GIVEN PROBLEM:
Write out the whole listing, matching it exactly.

DATA SHOWN:
━━━━━━━━━━

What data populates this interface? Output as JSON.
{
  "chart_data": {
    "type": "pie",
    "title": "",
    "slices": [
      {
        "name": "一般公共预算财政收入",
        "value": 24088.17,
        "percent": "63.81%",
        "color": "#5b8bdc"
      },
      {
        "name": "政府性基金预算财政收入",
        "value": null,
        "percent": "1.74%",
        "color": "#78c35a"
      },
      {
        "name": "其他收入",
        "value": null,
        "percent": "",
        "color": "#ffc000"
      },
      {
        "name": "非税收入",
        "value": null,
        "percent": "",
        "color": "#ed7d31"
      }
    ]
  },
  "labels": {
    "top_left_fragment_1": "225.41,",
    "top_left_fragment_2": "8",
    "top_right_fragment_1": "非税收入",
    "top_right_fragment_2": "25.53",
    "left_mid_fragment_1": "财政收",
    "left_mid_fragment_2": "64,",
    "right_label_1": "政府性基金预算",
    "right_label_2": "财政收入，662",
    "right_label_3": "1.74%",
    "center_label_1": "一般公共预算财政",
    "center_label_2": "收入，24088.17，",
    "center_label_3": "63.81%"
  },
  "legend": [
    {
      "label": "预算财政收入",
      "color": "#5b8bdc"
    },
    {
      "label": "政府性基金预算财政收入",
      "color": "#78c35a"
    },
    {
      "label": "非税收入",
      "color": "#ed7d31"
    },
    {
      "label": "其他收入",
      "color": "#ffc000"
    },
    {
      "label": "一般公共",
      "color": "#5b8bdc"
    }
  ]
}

━━━━━━━━━━

RESPONSE TO THIS TASK:
What data populates this interface? Output as JSON.
{
  "chart_data": {
    "type": "pie",
    "title": "",
    "slices": [
      {
        "name": "一般公共预算财政收入",
        "value": 24088.17,
        "percent": "63.81%",
        "color": "#5b8bdc"
      },
      {
        "name": "政府性基金预算财政收入",
        "value": null,
        "percent": "1.74%",
        "color": "#78c35a"
      },
      {
        "name": "其他收入",
        "value": null,
        "percent": "",
        "color": "#ffc000"
      },
      {
        "name": "非税收入",
        "value": null,
        "percent": "",
        "color": "#ed7d31"
      }
    ]
  },
  "labels": {
    "top_left_fragment_1": "225.41,",
    "top_left_fragment_2": "8",
    "top_right_fragment_1": "非税收入",
    "top_right_fragment_2": "25.53",
    "left_mid_fragment_1": "财政收",
    "left_mid_fragment_2": "64,",
    "right_label_1": "政府性基金预算",
    "right_label_2": "财政收入，662",
    "right_label_3": "1.74%",
    "center_label_1": "一般公共预算财政",
    "center_label_2": "收入，24088.17，",
    "center_label_3": "63.81%"
  },
  "legend": [
    {
      "label": "预算财政收入",
      "color": "#5b8bdc"
    },
    {
      "label": "政府性基金预算财政收入",
      "color": "#78c35a"
    },
    {
      "label": "非税收入",
      "color": "#ed7d31"
    },
    {
      "label": "其他收入",
      "color": "#ffc000"
    },
    {
      "label": "一般公共",
      "color": "#5b8bdc"
    }
  ]
}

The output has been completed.